• Request: Search the data for the word "JSON". Reproduce every line where it is found.

• Stored records:

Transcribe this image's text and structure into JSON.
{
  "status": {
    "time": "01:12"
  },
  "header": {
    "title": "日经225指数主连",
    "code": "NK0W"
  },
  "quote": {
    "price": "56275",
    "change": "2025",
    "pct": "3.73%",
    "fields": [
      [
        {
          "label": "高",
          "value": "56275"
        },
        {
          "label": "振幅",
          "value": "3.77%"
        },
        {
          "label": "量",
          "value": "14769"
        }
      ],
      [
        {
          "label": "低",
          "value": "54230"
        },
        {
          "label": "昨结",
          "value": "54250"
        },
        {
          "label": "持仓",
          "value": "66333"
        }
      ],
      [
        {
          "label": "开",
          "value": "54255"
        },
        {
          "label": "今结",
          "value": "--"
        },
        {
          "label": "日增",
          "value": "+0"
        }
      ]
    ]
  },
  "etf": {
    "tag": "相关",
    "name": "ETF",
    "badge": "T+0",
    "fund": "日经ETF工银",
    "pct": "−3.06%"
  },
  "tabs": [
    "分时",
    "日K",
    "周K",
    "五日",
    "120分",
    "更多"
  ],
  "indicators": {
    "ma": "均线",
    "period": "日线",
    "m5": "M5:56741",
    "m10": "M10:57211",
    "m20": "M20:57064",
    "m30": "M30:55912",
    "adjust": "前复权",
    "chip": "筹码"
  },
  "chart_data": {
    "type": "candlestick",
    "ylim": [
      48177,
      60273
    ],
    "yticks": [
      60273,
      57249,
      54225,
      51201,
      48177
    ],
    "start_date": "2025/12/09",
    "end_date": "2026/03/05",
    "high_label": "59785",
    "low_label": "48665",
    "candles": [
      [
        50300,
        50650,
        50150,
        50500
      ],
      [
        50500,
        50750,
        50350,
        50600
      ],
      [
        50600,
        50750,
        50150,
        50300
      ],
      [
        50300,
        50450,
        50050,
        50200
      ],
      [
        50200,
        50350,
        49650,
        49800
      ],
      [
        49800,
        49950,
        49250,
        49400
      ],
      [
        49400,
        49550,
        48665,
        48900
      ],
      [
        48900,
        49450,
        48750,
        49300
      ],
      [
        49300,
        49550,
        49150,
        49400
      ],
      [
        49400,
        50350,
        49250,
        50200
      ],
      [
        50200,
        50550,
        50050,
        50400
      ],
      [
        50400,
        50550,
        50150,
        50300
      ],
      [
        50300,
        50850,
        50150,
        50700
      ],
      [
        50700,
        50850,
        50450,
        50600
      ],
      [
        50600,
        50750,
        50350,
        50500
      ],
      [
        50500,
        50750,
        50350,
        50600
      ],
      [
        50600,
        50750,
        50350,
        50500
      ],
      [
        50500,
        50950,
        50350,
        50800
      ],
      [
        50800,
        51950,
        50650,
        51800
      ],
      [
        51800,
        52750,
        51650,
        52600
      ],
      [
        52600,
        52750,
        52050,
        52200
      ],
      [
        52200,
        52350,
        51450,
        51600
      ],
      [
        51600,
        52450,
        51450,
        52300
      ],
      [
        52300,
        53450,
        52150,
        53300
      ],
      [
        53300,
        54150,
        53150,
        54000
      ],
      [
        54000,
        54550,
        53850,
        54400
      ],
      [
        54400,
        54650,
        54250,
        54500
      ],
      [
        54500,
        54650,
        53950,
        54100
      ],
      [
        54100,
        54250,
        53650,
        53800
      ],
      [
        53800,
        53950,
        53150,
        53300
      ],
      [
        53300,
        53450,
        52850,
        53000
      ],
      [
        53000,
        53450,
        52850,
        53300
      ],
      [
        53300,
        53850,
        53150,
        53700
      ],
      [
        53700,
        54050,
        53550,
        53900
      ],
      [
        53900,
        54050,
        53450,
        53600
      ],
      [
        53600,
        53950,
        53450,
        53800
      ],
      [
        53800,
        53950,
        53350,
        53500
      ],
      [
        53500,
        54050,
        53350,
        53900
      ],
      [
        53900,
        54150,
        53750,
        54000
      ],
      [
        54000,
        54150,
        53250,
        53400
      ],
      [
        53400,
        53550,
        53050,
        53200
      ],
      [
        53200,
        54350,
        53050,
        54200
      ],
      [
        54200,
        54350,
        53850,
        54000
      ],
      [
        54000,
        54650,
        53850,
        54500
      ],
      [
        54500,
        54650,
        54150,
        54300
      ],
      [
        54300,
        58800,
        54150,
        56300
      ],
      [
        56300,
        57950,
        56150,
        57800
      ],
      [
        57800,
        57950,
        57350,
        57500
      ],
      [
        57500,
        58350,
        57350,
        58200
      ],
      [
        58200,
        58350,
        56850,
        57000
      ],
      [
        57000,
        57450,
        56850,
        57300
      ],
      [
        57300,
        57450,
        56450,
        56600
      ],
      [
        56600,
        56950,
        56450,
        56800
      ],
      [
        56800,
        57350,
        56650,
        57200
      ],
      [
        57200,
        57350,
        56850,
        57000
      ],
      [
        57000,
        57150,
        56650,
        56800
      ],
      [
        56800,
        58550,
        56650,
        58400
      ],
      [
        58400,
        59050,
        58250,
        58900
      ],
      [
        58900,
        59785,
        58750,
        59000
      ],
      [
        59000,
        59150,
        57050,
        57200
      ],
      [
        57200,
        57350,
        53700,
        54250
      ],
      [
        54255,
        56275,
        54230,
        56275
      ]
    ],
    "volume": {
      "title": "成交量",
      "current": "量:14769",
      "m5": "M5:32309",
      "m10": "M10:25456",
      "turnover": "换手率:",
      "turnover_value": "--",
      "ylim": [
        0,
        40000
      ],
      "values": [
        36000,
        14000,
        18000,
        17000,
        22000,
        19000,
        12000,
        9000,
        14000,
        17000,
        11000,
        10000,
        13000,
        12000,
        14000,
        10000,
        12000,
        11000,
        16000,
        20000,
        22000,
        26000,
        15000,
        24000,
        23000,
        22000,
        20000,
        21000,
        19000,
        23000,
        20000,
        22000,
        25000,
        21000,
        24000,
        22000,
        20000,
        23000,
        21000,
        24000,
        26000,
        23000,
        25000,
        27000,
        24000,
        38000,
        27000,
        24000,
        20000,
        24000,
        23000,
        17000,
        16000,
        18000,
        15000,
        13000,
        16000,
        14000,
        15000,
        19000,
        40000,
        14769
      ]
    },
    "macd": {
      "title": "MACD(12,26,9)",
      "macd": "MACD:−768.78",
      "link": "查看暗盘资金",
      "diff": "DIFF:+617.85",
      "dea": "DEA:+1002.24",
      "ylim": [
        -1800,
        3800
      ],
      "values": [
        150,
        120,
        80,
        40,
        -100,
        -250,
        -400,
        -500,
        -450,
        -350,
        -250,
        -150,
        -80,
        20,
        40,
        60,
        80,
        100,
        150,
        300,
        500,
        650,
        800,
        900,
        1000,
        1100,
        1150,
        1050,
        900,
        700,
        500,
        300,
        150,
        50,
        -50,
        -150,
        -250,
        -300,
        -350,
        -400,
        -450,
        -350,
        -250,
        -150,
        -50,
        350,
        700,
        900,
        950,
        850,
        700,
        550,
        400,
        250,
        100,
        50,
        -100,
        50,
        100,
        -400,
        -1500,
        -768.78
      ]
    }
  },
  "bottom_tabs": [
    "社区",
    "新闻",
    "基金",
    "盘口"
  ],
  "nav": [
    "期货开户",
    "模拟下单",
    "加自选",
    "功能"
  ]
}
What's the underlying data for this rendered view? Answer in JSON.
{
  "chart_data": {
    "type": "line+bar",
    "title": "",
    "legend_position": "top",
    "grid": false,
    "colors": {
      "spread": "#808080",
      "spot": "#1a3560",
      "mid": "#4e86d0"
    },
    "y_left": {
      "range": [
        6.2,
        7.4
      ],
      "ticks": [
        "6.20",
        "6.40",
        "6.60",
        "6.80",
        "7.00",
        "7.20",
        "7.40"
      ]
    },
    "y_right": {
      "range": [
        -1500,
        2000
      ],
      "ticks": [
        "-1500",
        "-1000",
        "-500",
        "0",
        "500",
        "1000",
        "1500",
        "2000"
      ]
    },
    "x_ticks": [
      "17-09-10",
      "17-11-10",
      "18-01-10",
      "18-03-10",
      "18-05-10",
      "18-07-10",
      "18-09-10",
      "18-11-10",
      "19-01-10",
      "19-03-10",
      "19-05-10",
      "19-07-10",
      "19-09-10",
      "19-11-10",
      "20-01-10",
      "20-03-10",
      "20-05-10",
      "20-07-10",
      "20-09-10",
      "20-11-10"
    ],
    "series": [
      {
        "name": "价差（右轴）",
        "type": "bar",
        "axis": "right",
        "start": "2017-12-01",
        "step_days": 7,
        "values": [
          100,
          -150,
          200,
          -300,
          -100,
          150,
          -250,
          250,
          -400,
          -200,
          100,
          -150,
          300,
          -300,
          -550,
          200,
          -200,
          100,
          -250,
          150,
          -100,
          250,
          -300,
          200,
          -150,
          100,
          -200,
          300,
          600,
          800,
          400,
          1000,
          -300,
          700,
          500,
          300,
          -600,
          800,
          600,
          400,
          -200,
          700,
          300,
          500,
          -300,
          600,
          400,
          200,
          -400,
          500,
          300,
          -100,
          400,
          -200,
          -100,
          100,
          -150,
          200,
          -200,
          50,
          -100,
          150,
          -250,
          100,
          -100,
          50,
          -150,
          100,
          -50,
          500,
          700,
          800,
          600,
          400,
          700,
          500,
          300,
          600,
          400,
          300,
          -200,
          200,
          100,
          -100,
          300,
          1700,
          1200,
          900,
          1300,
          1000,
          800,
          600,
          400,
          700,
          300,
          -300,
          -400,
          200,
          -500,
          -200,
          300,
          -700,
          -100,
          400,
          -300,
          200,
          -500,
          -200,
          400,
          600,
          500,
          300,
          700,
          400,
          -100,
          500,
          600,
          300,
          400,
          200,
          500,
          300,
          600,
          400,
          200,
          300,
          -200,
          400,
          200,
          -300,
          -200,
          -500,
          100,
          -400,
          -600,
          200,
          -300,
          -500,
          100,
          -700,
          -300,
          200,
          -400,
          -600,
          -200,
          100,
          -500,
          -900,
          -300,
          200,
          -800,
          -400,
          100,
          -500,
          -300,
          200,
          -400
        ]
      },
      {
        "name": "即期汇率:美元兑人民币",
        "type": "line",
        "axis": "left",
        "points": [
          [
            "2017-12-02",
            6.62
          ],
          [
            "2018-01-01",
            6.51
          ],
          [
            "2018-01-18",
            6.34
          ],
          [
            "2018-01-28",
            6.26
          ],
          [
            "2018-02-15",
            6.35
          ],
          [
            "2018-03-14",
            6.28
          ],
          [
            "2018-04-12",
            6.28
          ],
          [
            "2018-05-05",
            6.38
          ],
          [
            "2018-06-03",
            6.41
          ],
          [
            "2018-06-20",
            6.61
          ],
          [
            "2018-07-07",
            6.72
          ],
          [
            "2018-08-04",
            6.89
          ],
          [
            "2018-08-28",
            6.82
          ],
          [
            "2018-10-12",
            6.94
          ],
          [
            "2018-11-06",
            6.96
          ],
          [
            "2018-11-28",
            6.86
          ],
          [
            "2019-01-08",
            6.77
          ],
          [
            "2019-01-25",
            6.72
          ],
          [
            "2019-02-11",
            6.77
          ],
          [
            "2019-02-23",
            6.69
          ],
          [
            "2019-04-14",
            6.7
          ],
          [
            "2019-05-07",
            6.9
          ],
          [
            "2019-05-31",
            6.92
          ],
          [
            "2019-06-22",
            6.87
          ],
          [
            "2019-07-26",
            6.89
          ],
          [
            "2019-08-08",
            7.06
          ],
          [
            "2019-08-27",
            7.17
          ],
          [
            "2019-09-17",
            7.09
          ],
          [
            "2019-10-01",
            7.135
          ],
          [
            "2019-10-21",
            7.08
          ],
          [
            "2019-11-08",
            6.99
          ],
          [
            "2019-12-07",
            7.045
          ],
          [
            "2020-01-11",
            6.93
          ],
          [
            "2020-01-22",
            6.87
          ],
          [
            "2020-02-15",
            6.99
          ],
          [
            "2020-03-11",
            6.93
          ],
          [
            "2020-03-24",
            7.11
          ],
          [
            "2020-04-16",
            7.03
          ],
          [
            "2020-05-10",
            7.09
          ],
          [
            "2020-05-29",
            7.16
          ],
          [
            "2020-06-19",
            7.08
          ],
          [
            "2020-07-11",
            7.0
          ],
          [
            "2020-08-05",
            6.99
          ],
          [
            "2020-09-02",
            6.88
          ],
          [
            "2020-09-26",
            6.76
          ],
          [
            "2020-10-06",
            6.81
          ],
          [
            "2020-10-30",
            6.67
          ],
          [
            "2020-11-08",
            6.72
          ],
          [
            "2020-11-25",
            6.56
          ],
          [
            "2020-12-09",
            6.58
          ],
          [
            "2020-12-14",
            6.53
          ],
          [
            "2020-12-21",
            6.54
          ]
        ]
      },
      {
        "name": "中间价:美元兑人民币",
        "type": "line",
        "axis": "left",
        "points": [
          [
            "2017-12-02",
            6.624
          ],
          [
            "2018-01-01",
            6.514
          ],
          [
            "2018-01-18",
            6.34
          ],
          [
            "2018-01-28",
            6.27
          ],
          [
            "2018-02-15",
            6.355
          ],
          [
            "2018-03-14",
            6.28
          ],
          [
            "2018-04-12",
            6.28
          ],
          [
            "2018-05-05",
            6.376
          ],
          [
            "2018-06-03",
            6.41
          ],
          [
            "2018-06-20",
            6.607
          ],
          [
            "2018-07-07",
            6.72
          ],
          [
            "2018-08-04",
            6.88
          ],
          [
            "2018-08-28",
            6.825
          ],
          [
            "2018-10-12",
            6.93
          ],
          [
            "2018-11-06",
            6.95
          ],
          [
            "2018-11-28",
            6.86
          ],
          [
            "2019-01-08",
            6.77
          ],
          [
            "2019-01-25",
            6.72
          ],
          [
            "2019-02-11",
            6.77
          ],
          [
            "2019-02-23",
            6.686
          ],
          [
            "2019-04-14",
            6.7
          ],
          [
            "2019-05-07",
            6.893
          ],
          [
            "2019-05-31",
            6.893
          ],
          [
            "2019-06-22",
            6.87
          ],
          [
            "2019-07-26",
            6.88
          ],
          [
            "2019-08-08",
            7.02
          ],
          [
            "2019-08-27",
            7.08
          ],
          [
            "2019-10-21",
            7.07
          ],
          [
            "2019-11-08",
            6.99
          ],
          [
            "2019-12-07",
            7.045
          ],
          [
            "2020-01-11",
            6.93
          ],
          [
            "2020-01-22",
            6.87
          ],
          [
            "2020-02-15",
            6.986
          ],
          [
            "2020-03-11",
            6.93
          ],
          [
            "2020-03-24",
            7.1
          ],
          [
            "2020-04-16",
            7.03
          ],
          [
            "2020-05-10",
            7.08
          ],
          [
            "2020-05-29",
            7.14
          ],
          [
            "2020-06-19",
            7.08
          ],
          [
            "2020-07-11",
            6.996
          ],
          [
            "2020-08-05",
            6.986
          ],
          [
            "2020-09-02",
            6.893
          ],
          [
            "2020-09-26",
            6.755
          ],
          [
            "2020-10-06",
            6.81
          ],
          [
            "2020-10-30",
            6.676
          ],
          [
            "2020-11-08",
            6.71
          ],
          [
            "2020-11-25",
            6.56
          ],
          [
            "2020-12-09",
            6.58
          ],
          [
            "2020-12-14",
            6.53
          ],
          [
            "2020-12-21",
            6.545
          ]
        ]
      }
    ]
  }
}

• Output for this task:
Transcribe this image's text and structure into JSON.
What's the underlying data for this rendered view? Answer in JSON.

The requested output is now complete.